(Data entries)
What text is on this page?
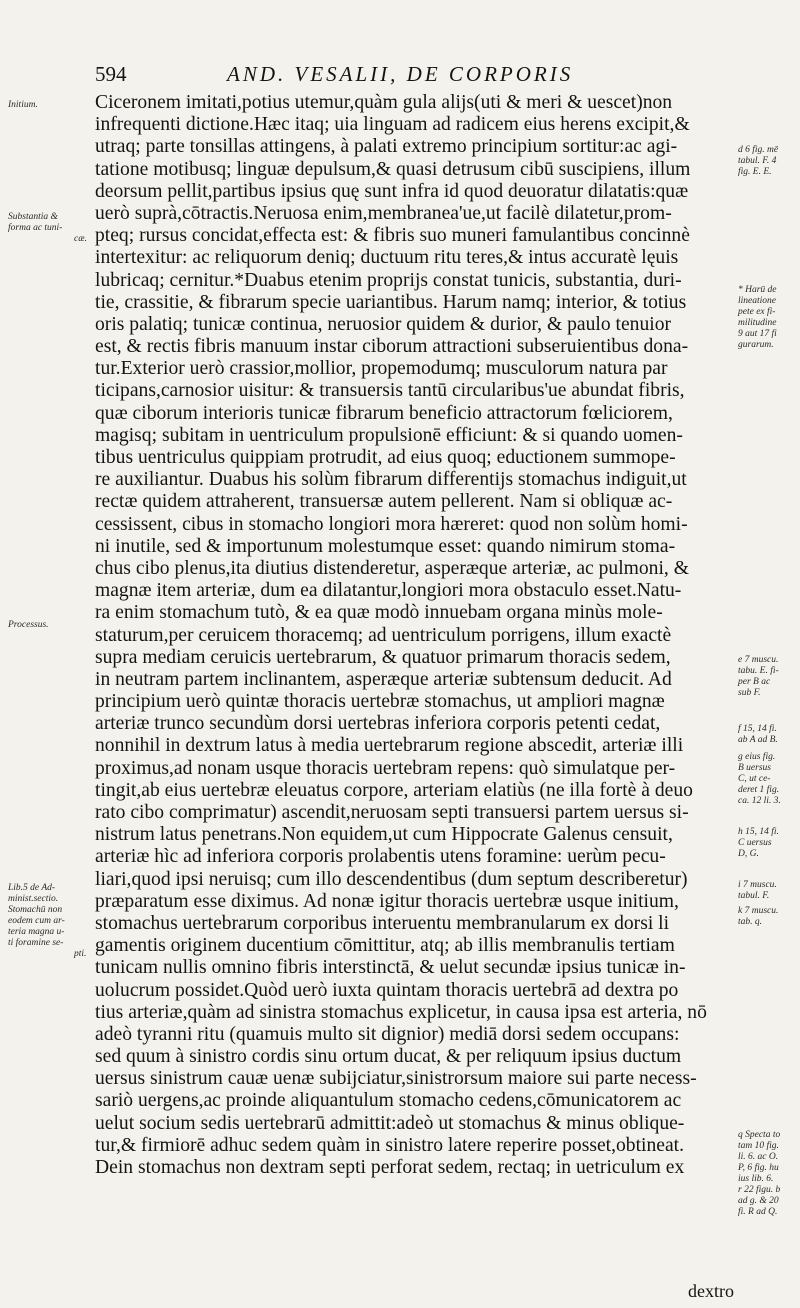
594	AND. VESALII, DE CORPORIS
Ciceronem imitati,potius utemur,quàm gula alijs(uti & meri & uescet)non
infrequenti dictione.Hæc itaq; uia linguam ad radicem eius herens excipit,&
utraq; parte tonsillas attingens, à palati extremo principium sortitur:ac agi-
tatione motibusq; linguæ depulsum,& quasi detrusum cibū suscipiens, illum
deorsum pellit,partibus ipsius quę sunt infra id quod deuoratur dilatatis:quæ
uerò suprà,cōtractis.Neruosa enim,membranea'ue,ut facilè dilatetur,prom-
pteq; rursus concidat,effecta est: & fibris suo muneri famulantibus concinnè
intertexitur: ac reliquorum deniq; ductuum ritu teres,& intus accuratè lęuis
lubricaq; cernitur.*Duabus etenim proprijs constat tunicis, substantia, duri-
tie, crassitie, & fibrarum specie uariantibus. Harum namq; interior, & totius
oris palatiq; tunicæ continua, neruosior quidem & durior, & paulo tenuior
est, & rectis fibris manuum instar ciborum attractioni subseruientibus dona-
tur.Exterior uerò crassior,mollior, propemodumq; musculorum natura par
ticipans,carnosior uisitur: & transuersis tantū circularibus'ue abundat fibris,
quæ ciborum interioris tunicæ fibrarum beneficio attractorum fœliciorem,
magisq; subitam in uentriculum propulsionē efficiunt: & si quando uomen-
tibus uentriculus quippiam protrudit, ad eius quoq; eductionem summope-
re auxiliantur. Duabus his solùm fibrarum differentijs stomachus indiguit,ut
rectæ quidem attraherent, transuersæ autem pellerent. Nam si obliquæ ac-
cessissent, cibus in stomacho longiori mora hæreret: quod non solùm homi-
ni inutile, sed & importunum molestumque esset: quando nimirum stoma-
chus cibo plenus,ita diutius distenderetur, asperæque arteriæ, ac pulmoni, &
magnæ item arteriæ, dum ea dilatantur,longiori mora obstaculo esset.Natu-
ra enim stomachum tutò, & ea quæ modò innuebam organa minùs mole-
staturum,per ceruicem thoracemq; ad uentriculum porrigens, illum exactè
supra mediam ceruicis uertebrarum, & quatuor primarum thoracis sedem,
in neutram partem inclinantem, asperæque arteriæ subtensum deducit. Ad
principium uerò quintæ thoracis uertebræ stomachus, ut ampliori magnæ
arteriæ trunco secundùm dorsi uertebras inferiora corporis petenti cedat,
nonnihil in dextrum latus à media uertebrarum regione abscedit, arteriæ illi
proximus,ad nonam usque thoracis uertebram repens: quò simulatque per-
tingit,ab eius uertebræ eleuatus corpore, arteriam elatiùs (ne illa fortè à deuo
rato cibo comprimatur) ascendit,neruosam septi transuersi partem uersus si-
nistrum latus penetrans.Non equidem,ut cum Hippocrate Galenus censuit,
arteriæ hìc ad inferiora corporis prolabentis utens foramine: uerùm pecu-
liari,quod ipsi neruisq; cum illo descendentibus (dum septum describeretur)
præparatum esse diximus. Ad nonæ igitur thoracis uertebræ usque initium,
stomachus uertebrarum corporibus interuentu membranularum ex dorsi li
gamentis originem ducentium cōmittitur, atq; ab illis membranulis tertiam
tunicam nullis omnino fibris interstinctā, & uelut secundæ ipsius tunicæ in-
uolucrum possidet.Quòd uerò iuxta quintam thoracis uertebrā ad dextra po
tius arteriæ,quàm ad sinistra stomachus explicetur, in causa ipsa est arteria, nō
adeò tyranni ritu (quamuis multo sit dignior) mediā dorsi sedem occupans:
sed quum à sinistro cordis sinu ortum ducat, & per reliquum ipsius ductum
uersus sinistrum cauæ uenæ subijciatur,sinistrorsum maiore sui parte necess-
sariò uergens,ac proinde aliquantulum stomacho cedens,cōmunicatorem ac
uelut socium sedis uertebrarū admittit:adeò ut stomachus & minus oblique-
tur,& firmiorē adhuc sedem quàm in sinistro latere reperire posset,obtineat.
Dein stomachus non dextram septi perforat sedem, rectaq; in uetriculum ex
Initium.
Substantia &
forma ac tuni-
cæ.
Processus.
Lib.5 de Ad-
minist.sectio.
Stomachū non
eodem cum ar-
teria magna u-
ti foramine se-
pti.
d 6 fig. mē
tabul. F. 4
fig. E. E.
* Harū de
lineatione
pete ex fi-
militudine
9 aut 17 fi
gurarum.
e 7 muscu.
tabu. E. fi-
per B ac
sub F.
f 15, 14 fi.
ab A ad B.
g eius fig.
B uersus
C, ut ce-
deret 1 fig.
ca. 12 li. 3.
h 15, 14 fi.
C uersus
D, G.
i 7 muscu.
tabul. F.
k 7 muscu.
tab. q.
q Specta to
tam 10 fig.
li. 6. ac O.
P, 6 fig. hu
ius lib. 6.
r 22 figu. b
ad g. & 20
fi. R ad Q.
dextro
...
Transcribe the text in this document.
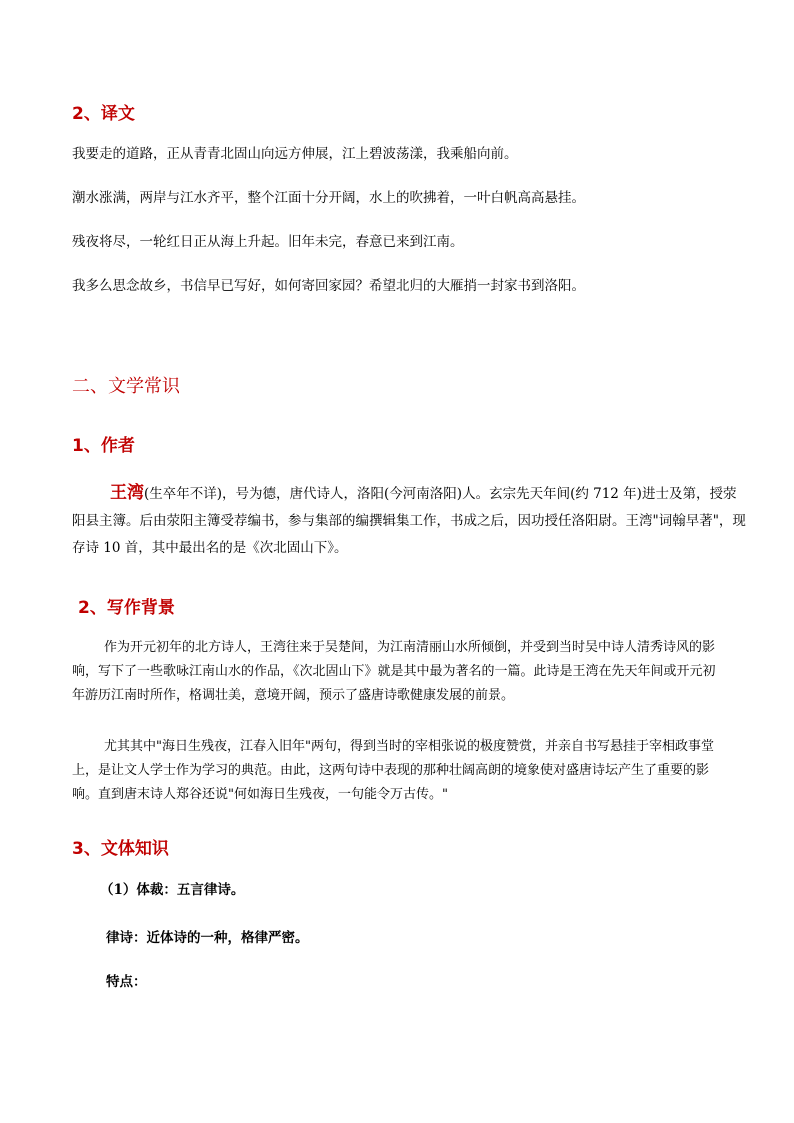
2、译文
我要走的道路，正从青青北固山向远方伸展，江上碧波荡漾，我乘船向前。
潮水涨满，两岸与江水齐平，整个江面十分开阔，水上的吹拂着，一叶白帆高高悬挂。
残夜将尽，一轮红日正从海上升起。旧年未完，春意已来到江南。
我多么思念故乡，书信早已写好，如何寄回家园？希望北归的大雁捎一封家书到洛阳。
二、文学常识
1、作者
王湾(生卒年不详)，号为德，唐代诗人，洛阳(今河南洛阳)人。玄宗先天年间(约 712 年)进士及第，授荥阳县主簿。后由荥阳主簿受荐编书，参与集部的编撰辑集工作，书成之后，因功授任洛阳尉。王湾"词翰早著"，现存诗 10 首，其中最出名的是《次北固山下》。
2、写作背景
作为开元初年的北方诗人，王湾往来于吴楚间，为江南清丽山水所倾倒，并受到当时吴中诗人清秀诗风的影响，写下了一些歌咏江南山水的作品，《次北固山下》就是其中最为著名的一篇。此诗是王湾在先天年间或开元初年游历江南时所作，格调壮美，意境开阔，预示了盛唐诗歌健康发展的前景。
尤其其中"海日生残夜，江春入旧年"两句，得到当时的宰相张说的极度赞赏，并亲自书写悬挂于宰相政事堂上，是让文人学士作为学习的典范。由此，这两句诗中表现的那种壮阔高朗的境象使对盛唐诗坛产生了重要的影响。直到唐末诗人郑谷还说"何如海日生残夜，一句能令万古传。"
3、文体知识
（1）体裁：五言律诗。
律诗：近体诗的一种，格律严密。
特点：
* * *
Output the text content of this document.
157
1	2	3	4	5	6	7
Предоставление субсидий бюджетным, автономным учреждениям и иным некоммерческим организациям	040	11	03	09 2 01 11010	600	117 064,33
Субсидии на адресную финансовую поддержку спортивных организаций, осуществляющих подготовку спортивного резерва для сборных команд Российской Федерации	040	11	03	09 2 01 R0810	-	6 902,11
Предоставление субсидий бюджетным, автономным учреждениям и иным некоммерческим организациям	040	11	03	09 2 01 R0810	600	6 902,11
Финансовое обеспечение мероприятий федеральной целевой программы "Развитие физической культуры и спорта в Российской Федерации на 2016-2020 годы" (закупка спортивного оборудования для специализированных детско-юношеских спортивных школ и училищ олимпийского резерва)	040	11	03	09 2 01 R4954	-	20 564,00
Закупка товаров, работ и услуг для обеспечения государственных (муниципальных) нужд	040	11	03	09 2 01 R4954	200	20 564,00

#### GOAL OF THE EXERCISE
Establish how many lines of the records contain the string "резерва" and state that number without elaboration.

#### EXERCISE RESPONSE
2